Entries from a dataset:

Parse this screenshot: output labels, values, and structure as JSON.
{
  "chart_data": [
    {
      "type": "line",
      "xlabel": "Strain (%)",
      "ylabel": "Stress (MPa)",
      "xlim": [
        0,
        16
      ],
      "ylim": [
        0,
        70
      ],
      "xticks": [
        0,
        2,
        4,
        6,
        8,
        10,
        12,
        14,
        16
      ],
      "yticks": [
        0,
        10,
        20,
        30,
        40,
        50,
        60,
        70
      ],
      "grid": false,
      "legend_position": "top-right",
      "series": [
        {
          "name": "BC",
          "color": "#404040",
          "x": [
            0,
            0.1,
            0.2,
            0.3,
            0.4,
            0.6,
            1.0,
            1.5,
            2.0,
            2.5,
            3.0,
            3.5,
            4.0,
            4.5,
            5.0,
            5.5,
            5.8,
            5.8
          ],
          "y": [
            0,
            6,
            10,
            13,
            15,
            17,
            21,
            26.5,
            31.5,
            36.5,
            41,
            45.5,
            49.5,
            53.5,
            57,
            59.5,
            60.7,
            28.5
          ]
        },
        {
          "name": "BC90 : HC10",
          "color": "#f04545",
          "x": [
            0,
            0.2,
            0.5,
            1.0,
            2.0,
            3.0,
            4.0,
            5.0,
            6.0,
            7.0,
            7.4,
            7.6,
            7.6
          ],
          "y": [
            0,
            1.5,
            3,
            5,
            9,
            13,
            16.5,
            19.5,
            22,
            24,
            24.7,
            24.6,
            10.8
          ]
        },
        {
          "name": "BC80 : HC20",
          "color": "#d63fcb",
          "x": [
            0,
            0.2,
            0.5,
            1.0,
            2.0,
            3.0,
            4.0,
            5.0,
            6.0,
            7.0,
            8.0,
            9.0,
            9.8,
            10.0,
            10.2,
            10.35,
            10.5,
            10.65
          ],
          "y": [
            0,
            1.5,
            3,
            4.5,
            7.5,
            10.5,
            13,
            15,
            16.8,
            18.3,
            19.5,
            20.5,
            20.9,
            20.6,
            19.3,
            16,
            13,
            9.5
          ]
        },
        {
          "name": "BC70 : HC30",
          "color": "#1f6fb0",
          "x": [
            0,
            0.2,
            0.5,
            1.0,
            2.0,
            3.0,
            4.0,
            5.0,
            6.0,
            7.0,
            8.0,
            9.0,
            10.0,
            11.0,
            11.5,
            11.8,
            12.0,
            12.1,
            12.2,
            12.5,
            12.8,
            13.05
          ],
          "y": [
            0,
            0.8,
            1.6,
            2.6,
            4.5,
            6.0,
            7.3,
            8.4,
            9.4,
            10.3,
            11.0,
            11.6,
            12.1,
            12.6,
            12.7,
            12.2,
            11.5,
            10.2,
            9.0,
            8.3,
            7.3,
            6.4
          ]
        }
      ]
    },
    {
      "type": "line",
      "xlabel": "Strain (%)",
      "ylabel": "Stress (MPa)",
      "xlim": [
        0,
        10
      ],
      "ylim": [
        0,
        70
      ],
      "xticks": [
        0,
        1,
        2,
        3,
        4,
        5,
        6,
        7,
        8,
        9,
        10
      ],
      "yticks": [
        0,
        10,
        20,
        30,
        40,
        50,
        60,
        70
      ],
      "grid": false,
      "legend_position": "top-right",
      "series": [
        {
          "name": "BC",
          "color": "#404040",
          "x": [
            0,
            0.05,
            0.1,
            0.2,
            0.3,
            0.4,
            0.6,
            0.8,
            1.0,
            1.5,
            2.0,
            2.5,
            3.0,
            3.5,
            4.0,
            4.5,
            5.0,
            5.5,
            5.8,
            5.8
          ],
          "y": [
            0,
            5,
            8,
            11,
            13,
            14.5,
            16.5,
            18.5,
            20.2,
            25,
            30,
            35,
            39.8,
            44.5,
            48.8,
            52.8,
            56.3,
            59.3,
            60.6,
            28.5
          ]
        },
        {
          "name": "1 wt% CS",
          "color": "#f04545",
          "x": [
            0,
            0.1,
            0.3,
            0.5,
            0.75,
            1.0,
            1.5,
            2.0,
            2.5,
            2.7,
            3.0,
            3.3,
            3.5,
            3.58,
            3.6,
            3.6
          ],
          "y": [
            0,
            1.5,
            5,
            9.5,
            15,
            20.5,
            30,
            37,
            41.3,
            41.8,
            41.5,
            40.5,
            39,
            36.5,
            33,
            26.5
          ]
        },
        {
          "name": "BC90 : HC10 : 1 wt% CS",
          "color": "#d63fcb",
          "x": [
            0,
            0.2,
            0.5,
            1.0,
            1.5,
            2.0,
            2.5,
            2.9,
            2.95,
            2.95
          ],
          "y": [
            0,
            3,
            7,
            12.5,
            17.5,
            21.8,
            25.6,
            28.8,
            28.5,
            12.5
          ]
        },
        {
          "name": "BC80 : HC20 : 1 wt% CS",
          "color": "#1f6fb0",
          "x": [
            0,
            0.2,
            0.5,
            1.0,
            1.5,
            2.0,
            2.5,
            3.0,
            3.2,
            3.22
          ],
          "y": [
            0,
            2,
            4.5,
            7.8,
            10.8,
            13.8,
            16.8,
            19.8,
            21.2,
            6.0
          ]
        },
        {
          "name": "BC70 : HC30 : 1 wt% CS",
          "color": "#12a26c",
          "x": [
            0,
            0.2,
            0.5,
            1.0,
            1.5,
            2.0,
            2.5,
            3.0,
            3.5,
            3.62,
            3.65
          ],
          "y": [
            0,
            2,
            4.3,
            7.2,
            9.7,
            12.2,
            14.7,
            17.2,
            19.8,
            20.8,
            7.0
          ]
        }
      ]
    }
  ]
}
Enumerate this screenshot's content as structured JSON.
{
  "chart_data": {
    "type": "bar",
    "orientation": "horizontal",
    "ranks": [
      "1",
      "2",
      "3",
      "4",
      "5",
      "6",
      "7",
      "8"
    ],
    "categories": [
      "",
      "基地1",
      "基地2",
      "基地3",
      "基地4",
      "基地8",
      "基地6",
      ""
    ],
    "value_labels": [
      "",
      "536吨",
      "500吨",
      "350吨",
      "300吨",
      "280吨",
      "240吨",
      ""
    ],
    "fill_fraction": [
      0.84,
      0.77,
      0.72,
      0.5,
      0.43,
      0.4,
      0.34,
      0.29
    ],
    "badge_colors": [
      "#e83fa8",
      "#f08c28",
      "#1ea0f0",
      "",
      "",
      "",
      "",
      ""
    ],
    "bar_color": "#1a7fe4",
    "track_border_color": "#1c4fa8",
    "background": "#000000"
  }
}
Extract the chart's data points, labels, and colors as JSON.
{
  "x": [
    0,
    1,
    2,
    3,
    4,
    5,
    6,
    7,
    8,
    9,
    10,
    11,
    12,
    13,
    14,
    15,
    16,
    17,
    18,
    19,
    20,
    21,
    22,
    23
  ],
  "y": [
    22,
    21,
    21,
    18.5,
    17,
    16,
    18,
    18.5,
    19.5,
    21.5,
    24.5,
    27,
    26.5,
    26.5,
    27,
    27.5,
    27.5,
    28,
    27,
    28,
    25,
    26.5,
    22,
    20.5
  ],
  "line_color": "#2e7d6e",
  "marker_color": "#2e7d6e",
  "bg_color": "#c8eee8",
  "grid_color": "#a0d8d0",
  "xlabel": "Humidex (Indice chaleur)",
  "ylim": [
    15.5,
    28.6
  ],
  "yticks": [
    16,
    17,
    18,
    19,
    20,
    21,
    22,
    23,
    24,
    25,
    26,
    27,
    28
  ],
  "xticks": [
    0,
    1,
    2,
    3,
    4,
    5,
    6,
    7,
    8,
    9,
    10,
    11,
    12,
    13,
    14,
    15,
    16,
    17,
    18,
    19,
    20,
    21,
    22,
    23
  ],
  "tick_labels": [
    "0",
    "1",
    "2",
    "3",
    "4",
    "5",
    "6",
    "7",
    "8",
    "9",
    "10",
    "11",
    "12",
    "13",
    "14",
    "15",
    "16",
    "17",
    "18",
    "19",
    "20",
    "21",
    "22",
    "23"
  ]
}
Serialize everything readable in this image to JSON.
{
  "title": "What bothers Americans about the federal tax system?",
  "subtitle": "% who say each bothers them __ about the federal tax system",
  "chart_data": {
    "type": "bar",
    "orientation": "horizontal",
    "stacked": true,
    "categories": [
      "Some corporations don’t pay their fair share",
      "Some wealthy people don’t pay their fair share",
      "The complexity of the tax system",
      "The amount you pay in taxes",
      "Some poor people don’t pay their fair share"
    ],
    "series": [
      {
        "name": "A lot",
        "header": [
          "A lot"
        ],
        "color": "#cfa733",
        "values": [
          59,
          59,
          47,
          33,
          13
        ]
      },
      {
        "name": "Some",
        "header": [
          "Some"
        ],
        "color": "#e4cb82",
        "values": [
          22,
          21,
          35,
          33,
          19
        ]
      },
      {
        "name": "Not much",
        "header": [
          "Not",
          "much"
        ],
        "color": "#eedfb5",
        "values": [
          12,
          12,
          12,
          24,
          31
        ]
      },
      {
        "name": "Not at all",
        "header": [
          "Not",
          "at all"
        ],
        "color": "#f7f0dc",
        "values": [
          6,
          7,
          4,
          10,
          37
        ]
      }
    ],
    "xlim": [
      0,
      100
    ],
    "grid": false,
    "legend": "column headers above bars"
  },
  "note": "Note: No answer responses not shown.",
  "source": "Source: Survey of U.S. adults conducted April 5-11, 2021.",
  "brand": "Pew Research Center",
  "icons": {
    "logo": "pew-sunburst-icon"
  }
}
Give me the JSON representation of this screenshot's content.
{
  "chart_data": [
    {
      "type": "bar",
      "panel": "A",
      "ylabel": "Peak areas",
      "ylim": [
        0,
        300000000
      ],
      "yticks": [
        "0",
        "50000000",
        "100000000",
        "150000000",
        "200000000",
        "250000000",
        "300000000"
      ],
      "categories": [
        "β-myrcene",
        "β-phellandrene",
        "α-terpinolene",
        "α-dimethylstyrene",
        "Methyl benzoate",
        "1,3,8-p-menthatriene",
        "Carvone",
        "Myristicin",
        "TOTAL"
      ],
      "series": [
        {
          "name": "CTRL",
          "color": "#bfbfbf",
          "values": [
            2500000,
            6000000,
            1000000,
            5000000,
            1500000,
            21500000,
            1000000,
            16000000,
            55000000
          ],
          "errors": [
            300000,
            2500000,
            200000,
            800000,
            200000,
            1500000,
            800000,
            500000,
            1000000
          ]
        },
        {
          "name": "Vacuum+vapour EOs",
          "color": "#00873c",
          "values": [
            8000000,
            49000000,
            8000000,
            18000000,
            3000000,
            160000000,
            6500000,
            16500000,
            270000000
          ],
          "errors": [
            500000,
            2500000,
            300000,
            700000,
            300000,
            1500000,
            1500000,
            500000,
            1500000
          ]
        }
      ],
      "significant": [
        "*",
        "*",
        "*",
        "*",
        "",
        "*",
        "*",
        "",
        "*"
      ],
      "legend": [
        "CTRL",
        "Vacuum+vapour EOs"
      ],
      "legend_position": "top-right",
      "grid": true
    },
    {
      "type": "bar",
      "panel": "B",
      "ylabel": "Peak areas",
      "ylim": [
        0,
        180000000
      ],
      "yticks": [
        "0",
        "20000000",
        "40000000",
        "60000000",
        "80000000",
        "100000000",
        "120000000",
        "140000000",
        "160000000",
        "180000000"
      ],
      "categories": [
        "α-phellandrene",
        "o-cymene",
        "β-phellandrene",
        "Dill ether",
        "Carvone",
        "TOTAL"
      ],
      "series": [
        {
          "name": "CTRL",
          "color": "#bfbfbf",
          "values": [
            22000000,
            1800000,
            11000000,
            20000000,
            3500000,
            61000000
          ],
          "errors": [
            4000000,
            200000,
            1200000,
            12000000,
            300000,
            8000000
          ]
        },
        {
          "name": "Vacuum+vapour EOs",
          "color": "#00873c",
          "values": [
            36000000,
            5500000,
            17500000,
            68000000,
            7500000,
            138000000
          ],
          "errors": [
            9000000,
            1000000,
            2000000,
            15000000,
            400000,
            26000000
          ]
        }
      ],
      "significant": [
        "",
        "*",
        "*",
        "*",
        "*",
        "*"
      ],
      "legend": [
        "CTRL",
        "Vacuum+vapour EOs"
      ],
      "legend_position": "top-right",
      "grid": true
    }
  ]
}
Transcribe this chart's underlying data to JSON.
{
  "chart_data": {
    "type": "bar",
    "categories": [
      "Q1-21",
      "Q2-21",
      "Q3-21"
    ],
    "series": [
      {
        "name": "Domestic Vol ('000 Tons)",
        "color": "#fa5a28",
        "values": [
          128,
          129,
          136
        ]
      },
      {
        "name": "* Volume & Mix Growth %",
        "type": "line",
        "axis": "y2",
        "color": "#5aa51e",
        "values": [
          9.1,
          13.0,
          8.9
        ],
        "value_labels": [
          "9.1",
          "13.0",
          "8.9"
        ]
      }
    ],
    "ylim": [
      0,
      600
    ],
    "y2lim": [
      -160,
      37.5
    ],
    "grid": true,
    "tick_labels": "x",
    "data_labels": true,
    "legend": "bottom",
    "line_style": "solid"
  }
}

### [Exercise requirements]
Repeat only the stretch of lines starting at the one containing "Transcribe this chart's" and running to the final line of the entries above.

### [Reply to the exercise]
Transcribe this chart's underlying data to JSON.
{
  "chart_data": {
    "type": "bar",
    "categories": [
      "Q1-21",
      "Q2-21",
      "Q3-21"
    ],
    "series": [
      {
        "name": "Domestic Vol ('000 Tons)",
        "color": "#fa5a28",
        "values": [
          128,
          129,
          136
        ]
      },
      {
        "name": "* Volume & Mix Growth %",
        "type": "line",
        "axis": "y2",
        "color": "#5aa51e",
        "values": [
          9.1,
          13.0,
          8.9
        ],
        "value_labels": [
          "9.1",
          "13.0",
          "8.9"
        ]
      }
    ],
    "ylim": [
      0,
      600
    ],
    "y2lim": [
      -160,
      37.5
    ],
    "grid": true,
    "tick_labels": "x",
    "data_labels": true,
    "legend": "bottom",
    "line_style": "solid"
  }
}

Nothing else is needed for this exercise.